» **EXERCISE DIRECTIONS**
Answer with nothing but the number of lines that include the word "tego".

» **SUPPLIED DATA**
____________
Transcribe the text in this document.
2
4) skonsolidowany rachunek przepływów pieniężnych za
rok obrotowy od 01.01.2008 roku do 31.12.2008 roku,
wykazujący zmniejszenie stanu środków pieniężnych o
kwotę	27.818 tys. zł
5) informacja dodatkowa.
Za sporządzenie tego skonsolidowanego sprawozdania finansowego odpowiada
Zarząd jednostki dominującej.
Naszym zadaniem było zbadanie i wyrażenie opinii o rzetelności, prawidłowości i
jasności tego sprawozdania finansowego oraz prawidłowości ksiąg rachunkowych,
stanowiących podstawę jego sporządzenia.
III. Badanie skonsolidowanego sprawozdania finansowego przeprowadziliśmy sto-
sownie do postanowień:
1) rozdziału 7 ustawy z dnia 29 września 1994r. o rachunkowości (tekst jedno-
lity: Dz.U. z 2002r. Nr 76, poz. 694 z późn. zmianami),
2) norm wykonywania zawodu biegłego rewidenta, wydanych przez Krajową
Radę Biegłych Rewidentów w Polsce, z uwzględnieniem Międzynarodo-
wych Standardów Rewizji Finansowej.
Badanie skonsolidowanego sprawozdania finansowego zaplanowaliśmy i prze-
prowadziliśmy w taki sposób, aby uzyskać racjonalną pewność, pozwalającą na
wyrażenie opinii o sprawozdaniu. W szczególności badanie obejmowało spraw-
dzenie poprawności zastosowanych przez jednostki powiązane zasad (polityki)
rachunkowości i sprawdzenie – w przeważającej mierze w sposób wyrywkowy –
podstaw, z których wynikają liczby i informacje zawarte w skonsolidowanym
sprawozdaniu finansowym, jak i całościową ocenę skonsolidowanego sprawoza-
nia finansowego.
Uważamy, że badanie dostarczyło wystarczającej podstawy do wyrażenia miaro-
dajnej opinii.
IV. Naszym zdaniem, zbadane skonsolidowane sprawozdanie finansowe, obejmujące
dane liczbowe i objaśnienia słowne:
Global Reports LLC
____________
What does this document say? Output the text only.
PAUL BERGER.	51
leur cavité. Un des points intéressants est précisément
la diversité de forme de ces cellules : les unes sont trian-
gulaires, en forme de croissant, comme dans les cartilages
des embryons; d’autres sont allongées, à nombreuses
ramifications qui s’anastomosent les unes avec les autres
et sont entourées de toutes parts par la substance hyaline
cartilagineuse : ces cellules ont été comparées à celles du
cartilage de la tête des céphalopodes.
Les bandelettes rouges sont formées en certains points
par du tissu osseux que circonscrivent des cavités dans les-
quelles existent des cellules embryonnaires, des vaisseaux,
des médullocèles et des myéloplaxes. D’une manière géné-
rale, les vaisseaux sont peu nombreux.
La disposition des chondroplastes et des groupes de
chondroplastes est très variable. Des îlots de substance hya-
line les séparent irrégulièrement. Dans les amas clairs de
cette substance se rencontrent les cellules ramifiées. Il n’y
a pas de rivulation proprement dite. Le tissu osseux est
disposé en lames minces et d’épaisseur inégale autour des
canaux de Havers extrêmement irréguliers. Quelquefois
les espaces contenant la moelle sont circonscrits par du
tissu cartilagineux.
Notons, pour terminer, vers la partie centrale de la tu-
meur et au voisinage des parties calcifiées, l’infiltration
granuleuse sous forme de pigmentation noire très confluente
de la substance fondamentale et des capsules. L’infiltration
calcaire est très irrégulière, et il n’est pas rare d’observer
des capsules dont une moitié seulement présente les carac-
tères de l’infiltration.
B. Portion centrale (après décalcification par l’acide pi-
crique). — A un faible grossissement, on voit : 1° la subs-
____________
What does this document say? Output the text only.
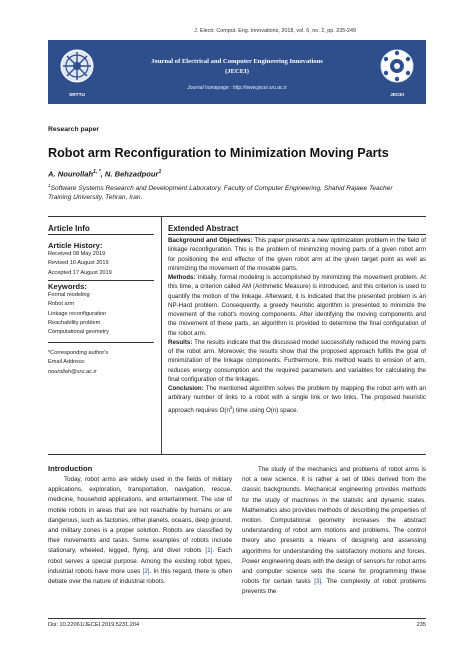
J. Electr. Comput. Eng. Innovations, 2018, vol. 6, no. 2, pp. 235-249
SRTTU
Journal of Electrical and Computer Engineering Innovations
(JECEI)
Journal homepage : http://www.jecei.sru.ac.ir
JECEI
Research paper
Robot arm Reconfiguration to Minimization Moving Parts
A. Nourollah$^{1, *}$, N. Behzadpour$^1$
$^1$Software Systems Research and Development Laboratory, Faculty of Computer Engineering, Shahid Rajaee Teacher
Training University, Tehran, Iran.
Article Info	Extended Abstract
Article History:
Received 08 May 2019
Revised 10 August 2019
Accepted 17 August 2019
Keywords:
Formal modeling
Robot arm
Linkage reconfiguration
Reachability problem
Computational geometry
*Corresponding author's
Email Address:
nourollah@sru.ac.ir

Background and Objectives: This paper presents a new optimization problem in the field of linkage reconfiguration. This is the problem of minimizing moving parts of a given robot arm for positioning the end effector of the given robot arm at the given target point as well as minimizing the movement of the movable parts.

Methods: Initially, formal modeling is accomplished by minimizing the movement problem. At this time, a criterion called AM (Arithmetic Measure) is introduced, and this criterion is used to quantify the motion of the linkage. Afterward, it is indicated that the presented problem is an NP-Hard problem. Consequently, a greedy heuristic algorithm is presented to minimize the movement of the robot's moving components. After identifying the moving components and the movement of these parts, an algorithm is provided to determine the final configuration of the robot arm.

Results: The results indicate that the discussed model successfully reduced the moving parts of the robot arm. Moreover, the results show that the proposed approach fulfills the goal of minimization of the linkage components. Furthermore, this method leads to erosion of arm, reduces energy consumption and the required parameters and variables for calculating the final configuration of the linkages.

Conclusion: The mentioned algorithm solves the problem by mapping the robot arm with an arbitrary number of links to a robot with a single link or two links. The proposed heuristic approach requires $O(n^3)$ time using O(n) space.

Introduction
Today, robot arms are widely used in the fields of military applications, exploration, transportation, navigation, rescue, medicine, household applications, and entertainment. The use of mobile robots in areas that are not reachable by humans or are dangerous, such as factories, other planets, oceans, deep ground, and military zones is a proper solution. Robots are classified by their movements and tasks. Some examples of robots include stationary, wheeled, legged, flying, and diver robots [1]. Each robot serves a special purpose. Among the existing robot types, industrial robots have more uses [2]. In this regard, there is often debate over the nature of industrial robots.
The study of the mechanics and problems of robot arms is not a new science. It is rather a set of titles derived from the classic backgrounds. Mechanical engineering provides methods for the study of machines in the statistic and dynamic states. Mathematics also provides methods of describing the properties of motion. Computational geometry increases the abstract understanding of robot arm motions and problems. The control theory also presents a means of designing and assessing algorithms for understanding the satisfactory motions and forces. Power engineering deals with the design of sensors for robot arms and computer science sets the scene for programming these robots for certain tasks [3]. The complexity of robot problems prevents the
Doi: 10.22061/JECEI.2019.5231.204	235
____________
» **EXERCISE RESULT**
2